> **SHORT TASK**: All of the material should be reproduced exactly, with pictures left out.

Stored records:

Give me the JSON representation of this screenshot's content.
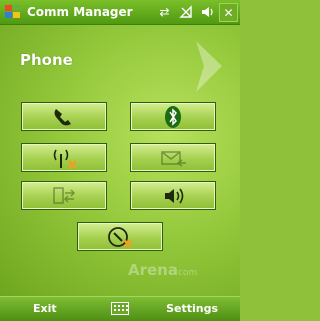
{
  "status_bar": {
    "title": "Comm Manager",
    "icons": [
      "start-flag-icon",
      "connectivity-icon",
      "signal-off-icon",
      "speaker-icon",
      "close-icon"
    ]
  },
  "page": {
    "title": "Phone"
  },
  "tiles": [
    {
      "name": "phone",
      "icon": "phone-handset-icon"
    },
    {
      "name": "bluetooth",
      "icon": "bluetooth-icon"
    },
    {
      "name": "wireless",
      "icon": "antenna-off-icon"
    },
    {
      "name": "push-mail",
      "icon": "mail-icon"
    },
    {
      "name": "activesync",
      "icon": "sync-icon"
    },
    {
      "name": "sound",
      "icon": "speaker-icon"
    },
    {
      "name": "data-connection",
      "icon": "disconnect-icon"
    }
  ],
  "watermark": {
    "brand": "Arena",
    "suffix": "com"
  },
  "soft_keys": {
    "left": "Exit",
    "right": "Settings"
  },
  "colors": {
    "accent_green": "#6ea61f",
    "status_orange": "#f0a020"
  }
}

> **WRITTEN ANSWER**:
Give me the JSON representation of this screenshot's content.
{
  "status_bar": {
    "title": "Comm Manager",
    "icons": [
      "start-flag-icon",
      "connectivity-icon",
      "signal-off-icon",
      "speaker-icon",
      "close-icon"
    ]
  },
  "page": {
    "title": "Phone"
  },
  "tiles": [
    {
      "name": "phone",
      "icon": "phone-handset-icon"
    },
    {
      "name": "bluetooth",
      "icon": "bluetooth-icon"
    },
    {
      "name": "wireless",
      "icon": "antenna-off-icon"
    },
    {
      "name": "push-mail",
      "icon": "mail-icon"
    },
    {
      "name": "activesync",
      "icon": "sync-icon"
    },
    {
      "name": "sound",
      "icon": "speaker-icon"
    },
    {
      "name": "data-connection",
      "icon": "disconnect-icon"
    }
  ],
  "watermark": {
    "brand": "Arena",
    "suffix": "com"
  },
  "soft_keys": {
    "left": "Exit",
    "right": "Settings"
  },
  "colors": {
    "accent_green": "#6ea61f",
    "status_orange": "#f0a020"
  }
}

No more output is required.